* **What to work on**
Every entry here needs to be repeated exactly.

* **Raw records**
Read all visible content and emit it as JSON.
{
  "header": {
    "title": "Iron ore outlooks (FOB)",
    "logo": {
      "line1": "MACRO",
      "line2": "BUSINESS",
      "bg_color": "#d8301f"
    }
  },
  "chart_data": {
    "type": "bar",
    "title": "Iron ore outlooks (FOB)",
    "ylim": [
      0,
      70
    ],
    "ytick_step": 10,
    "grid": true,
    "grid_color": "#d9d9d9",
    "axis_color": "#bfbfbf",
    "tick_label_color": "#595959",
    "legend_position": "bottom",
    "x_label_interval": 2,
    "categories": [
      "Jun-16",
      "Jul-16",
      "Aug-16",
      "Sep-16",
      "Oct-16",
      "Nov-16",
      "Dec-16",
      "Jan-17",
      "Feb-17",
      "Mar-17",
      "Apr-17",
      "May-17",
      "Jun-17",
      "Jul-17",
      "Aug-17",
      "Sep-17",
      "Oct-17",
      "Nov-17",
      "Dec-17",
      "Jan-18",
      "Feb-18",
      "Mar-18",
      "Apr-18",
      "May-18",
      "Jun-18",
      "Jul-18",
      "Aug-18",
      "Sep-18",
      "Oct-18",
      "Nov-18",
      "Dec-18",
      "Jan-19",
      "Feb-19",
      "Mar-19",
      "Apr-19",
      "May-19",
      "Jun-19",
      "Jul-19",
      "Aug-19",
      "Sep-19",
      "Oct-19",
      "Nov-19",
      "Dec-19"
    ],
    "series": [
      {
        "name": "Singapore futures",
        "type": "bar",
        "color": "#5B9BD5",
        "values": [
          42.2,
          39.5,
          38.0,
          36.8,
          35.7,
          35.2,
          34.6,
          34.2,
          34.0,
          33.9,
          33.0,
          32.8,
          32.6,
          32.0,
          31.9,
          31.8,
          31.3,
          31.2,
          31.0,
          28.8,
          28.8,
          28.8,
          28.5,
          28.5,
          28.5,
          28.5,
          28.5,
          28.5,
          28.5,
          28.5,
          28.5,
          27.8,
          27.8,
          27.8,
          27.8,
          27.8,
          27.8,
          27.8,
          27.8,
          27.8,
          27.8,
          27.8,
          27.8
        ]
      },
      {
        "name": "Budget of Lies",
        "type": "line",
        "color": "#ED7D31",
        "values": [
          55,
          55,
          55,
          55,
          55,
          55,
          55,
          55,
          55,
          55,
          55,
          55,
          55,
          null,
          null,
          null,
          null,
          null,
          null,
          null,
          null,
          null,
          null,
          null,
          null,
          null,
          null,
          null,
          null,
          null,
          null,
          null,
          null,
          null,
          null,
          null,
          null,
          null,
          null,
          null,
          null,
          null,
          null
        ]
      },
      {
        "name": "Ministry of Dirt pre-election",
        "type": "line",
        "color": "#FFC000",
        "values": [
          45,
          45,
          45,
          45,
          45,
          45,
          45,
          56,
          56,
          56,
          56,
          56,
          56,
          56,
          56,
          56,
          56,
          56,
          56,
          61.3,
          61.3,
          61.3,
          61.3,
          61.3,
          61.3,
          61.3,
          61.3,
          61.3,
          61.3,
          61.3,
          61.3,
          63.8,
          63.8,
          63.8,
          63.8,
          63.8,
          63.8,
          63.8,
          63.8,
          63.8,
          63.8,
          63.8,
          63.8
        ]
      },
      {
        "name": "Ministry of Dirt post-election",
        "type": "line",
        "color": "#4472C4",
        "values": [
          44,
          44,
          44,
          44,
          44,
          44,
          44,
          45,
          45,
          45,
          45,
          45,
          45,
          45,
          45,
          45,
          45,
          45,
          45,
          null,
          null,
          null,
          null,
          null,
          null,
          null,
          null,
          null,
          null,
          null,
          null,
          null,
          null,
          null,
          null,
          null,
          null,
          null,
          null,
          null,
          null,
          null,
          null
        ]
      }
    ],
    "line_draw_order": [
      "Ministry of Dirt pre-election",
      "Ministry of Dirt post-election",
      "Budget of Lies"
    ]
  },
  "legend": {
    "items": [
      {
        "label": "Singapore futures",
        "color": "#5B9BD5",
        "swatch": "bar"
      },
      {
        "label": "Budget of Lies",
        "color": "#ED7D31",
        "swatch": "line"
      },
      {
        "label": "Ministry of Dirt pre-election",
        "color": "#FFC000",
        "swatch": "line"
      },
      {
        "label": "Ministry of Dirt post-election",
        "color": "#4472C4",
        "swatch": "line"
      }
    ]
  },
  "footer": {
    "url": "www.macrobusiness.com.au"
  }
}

* **Response to this task**
Read all visible content and emit it as JSON.
{
  "header": {
    "title": "Iron ore outlooks (FOB)",
    "logo": {
      "line1": "MACRO",
      "line2": "BUSINESS",
      "bg_color": "#d8301f"
    }
  },
  "chart_data": {
    "type": "bar",
    "title": "Iron ore outlooks (FOB)",
    "ylim": [
      0,
      70
    ],
    "ytick_step": 10,
    "grid": true,
    "grid_color": "#d9d9d9",
    "axis_color": "#bfbfbf",
    "tick_label_color": "#595959",
    "legend_position": "bottom",
    "x_label_interval": 2,
    "categories": [
      "Jun-16",
      "Jul-16",
      "Aug-16",
      "Sep-16",
      "Oct-16",
      "Nov-16",
      "Dec-16",
      "Jan-17",
      "Feb-17",
      "Mar-17",
      "Apr-17",
      "May-17",
      "Jun-17",
      "Jul-17",
      "Aug-17",
      "Sep-17",
      "Oct-17",
      "Nov-17",
      "Dec-17",
      "Jan-18",
      "Feb-18",
      "Mar-18",
      "Apr-18",
      "May-18",
      "Jun-18",
      "Jul-18",
      "Aug-18",
      "Sep-18",
      "Oct-18",
      "Nov-18",
      "Dec-18",
      "Jan-19",
      "Feb-19",
      "Mar-19",
      "Apr-19",
      "May-19",
      "Jun-19",
      "Jul-19",
      "Aug-19",
      "Sep-19",
      "Oct-19",
      "Nov-19",
      "Dec-19"
    ],
    "series": [
      {
        "name": "Singapore futures",
        "type": "bar",
        "color": "#5B9BD5",
        "values": [
          42.2,
          39.5,
          38.0,
          36.8,
          35.7,
          35.2,
          34.6,
          34.2,
          34.0,
          33.9,
          33.0,
          32.8,
          32.6,
          32.0,
          31.9,
          31.8,
          31.3,
          31.2,
          31.0,
          28.8,
          28.8,
          28.8,
          28.5,
          28.5,
          28.5,
          28.5,
          28.5,
          28.5,
          28.5,
          28.5,
          28.5,
          27.8,
          27.8,
          27.8,
          27.8,
          27.8,
          27.8,
          27.8,
          27.8,
          27.8,
          27.8,
          27.8,
          27.8
        ]
      },
      {
        "name": "Budget of Lies",
        "type": "line",
        "color": "#ED7D31",
        "values": [
          55,
          55,
          55,
          55,
          55,
          55,
          55,
          55,
          55,
          55,
          55,
          55,
          55,
          null,
          null,
          null,
          null,
          null,
          null,
          null,
          null,
          null,
          null,
          null,
          null,
          null,
          null,
          null,
          null,
          null,
          null,
          null,
          null,
          null,
          null,
          null,
          null,
          null,
          null,
          null,
          null,
          null,
          null
        ]
      },
      {
        "name": "Ministry of Dirt pre-election",
        "type": "line",
        "color": "#FFC000",
        "values": [
          45,
          45,
          45,
          45,
          45,
          45,
          45,
          56,
          56,
          56,
          56,
          56,
          56,
          56,
          56,
          56,
          56,
          56,
          56,
          61.3,
          61.3,
          61.3,
          61.3,
          61.3,
          61.3,
          61.3,
          61.3,
          61.3,
          61.3,
          61.3,
          61.3,
          63.8,
          63.8,
          63.8,
          63.8,
          63.8,
          63.8,
          63.8,
          63.8,
          63.8,
          63.8,
          63.8,
          63.8
        ]
      },
      {
        "name": "Ministry of Dirt post-election",
        "type": "line",
        "color": "#4472C4",
        "values": [
          44,
          44,
          44,
          44,
          44,
          44,
          44,
          45,
          45,
          45,
          45,
          45,
          45,
          45,
          45,
          45,
          45,
          45,
          45,
          null,
          null,
          null,
          null,
          null,
          null,
          null,
          null,
          null,
          null,
          null,
          null,
          null,
          null,
          null,
          null,
          null,
          null,
          null,
          null,
          null,
          null,
          null,
          null
        ]
      }
    ],
    "line_draw_order": [
      "Ministry of Dirt pre-election",
      "Ministry of Dirt post-election",
      "Budget of Lies"
    ]
  },
  "legend": {
    "items": [
      {
        "label": "Singapore futures",
        "color": "#5B9BD5",
        "swatch": "bar"
      },
      {
        "label": "Budget of Lies",
        "color": "#ED7D31",
        "swatch": "line"
      },
      {
        "label": "Ministry of Dirt pre-election",
        "color": "#FFC000",
        "swatch": "line"
      },
      {
        "label": "Ministry of Dirt post-election",
        "color": "#4472C4",
        "swatch": "line"
      }
    ]
  },
  "footer": {
    "url": "www.macrobusiness.com.au"
  }
}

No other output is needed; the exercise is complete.